The judges reasoned that because the motto is a word-for-word quote of a statement by Jesus, it advances a “uniquely Christian thought not shared by Jews and Muslims.”
The case against the motto was brought by the Ohio chapter of the American Civil Liberties Union and, interestingly, by a Cleveland-area Presbyterian minister. The full Circuit Court will now review the decision; however it rules, the losing side is expected to appeal the case to the Supreme Court.
But is the motto, the state’s slogan since 1959, based on a poor translation of the biblical passage? The statement comes shortly after Jesus’ declaration that “it is easier for a camel to go through the eye of a needle than for someone who is rich to enter the kingdom of God” (Matthew 19:24, Mark 10:25, Luke 18:27). The disciples are astonished and ask, “Who then can be saved?” Jesus answers, “With men this is impossible, but with God all things are possible.” At least that’s what he said according to the Revised Standard Version. David T. Ball, chaplain at Denison University, writing in The Christian Century (June 21–28, 2000), points out that the New Revised Standard Version translates the statement as, “For mortals it is impossible, but for God all things are possible.”

■ Supplied information
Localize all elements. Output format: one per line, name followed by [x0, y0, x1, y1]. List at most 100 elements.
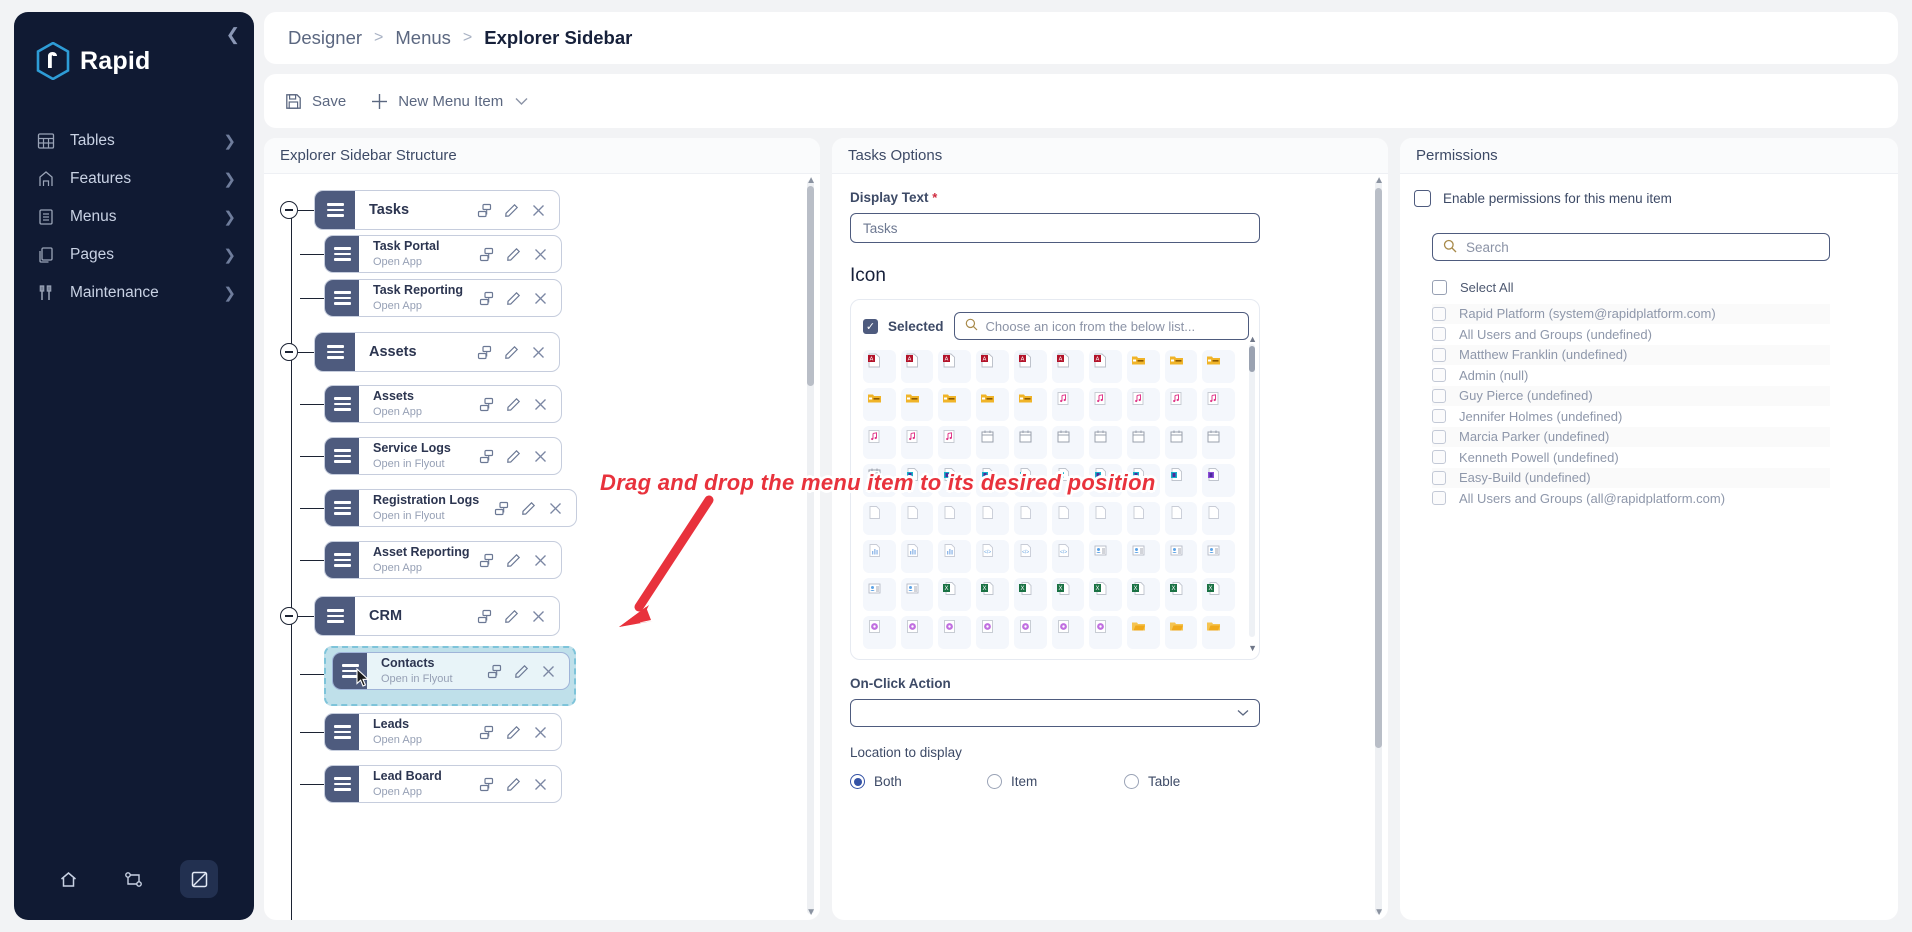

■ Task directions
Quote the passage on the Ohio state motto verbatim, from "The judges reasoned" up to and including "the Supreme Court.". The material comes from a separate source unrelated to the passage on the Ohio state motto.

■ Written reply
The judges reasoned that because the motto is a word-for-word quote of a statement by Jesus, it advances a “uniquely Christian thought not shared by Jews and Muslims.”
The case against the motto was brought by the Ohio chapter of the American Civil Liberties Union and, interestingly, by a Cleveland-area Presbyterian minister. The full Circuit Court will now review the decision; however it rules, the losing side is expected to appeal the case to the Supreme Court.